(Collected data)
begin
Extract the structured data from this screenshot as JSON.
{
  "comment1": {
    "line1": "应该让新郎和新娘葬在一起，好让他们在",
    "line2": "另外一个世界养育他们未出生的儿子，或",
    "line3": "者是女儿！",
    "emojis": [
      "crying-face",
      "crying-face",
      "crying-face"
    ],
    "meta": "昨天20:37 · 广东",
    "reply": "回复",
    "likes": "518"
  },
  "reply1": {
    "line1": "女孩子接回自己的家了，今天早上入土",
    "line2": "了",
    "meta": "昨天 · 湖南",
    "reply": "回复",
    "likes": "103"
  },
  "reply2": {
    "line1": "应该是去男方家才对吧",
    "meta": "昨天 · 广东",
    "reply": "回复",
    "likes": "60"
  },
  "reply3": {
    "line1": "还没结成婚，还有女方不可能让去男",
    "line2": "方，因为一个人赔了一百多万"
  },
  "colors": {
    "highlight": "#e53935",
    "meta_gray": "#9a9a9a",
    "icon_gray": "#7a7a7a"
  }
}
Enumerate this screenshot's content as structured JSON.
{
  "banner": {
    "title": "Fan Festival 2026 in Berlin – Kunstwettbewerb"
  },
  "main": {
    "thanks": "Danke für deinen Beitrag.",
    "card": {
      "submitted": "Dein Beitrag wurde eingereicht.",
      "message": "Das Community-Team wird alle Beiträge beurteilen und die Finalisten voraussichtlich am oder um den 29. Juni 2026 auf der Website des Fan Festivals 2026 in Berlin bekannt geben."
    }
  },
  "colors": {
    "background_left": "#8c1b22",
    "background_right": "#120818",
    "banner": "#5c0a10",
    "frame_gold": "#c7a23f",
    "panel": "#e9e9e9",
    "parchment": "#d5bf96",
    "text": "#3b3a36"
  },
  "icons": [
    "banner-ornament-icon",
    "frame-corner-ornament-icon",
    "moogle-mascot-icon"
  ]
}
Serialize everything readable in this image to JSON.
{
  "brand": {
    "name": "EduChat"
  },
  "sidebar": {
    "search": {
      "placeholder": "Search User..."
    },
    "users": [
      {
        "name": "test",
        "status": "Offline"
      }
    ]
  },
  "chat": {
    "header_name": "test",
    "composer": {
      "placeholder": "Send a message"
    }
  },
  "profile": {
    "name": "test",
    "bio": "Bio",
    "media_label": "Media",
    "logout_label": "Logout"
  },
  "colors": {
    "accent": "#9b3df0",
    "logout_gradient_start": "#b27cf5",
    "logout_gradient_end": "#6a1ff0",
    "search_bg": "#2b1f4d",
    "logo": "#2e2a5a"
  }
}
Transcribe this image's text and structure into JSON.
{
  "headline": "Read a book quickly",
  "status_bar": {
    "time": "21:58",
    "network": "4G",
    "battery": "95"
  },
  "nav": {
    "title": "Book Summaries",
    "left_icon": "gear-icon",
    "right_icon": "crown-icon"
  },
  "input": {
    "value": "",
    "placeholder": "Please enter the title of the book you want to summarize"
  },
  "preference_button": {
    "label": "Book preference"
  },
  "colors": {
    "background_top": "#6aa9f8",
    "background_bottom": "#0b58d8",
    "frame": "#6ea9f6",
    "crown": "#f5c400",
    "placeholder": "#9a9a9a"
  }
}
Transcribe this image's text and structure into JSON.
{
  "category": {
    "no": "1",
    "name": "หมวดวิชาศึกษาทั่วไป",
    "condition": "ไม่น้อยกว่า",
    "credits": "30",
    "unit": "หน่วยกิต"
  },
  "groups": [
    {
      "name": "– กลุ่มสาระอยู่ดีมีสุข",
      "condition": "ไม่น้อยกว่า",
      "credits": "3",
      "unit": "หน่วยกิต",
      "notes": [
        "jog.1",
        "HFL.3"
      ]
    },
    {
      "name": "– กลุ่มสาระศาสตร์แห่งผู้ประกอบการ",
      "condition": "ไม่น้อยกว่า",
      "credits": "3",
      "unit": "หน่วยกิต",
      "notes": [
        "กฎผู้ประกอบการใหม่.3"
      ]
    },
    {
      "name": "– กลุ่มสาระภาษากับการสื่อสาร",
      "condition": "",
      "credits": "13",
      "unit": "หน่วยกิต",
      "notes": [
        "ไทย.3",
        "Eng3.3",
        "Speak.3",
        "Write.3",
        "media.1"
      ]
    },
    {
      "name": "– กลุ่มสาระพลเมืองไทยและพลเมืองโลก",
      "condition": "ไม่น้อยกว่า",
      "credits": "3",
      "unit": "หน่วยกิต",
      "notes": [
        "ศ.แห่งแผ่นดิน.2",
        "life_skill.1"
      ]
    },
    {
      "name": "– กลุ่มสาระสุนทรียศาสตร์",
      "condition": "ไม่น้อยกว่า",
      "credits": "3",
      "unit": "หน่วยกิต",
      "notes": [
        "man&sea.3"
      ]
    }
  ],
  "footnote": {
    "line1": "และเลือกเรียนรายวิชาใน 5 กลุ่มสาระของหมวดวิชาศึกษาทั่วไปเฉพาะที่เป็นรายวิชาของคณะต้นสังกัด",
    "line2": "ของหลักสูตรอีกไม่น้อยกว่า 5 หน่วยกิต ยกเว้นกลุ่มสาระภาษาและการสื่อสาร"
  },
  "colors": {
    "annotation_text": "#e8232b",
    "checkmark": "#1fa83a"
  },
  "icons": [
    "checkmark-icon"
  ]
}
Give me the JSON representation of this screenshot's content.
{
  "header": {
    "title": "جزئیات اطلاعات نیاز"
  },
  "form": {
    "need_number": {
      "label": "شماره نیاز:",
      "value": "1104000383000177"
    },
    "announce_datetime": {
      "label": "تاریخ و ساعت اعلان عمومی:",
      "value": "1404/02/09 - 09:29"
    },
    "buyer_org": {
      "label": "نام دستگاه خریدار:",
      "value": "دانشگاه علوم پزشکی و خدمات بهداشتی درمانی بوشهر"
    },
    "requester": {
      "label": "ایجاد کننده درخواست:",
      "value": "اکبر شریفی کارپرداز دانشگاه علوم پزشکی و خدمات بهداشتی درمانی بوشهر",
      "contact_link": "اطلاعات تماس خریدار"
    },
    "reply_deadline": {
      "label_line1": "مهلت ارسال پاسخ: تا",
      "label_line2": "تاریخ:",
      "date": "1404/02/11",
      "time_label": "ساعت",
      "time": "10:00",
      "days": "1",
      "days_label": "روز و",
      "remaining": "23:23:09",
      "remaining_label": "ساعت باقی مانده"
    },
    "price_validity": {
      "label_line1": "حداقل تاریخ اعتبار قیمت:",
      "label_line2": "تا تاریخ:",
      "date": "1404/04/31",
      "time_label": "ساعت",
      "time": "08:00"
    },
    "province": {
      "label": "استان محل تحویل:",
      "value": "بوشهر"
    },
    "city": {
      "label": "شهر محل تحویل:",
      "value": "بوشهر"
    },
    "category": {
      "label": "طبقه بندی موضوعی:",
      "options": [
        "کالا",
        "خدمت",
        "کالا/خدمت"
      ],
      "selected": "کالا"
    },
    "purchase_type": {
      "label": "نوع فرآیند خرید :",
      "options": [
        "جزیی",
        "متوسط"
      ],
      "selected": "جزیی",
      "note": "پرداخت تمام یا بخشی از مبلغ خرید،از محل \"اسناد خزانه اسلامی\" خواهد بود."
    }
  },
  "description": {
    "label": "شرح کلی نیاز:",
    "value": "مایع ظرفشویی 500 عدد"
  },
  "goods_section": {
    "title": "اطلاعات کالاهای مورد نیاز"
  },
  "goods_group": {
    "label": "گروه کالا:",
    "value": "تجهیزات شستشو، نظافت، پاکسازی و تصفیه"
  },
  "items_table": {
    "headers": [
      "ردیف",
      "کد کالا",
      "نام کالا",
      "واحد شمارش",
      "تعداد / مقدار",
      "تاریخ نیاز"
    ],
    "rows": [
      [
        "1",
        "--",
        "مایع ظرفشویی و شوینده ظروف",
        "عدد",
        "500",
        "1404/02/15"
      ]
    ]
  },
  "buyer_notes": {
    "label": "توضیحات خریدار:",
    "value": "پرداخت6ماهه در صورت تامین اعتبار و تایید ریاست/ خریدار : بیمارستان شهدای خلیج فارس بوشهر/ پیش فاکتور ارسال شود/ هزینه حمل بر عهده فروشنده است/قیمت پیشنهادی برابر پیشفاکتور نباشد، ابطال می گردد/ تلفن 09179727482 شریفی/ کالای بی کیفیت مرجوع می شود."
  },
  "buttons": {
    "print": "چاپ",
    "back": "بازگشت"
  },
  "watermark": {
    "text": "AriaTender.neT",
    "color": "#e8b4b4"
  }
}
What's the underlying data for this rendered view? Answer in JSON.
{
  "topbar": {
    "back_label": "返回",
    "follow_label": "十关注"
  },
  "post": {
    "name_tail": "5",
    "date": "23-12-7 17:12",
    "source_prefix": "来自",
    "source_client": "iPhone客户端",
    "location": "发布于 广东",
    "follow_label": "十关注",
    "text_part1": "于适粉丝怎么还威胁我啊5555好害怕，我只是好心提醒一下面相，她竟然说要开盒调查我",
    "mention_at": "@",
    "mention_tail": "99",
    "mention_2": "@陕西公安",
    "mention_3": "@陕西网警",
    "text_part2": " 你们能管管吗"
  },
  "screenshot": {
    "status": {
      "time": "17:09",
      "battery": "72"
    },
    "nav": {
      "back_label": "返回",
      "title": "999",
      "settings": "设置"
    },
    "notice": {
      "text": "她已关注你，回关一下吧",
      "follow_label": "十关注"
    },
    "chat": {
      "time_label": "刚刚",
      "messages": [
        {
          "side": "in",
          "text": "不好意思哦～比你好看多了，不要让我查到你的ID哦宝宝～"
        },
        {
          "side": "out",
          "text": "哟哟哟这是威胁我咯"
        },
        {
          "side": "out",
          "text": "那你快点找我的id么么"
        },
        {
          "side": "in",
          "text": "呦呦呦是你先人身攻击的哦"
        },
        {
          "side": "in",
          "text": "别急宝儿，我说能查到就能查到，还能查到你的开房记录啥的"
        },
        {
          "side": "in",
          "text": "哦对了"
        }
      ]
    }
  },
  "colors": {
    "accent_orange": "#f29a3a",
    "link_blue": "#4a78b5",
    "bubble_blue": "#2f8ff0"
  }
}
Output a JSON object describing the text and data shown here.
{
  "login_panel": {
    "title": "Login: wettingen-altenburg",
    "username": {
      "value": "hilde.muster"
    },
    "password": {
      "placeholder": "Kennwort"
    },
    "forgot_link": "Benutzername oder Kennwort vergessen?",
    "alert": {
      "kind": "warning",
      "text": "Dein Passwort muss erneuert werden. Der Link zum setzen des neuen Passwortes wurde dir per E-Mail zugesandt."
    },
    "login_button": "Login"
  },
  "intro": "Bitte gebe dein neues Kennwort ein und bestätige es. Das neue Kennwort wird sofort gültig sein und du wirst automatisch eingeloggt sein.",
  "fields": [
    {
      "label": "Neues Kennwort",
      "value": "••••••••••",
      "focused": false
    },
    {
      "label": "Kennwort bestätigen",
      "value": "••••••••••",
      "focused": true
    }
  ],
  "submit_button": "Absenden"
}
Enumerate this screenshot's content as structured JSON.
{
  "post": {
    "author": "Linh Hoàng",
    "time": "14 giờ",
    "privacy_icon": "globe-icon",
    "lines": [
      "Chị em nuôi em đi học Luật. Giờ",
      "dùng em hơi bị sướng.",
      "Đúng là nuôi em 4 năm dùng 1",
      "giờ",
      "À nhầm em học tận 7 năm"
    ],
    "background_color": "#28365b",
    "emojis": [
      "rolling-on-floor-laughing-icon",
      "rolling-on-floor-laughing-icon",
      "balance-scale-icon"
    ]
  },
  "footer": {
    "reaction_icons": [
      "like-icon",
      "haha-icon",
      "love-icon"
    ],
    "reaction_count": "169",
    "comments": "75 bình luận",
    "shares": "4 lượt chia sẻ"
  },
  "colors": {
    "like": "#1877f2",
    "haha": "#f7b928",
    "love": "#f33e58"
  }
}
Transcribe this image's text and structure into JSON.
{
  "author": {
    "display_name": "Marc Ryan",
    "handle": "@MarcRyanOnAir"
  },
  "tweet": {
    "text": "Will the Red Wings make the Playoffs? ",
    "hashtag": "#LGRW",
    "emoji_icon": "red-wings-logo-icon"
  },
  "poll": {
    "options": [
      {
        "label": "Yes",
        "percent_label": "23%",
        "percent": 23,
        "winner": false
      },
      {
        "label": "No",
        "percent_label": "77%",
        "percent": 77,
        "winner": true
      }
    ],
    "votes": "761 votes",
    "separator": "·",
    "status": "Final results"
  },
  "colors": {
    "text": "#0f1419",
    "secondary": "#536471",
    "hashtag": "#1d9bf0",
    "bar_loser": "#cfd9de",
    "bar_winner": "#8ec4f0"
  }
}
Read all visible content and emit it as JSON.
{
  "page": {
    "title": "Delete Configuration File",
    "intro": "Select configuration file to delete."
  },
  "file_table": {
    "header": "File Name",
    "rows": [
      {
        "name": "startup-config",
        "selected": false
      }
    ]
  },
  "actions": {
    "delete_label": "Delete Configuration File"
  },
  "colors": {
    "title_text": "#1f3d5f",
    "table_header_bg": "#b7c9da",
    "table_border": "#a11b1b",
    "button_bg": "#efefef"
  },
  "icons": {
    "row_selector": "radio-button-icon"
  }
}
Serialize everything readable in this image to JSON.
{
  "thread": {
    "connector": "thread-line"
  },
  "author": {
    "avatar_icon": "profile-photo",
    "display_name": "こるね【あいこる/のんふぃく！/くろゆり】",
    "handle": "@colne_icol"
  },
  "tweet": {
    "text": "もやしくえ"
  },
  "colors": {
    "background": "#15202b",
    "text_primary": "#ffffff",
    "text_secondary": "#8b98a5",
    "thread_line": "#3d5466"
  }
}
end
GIVEN EXERCISE:
Return every line in the listing that contains the word "Berlin".

THE ANSWER:
    "title": "Fan Festival 2026 in Berlin – Kunstwettbewerb"
      "message": "Das Community-Team wird alle Beiträge beurteilen und die Finalisten voraussichtlich am oder um den 29. Juni 2026 auf der Website des Fan Festivals 2026 in Berlin bekannt geben."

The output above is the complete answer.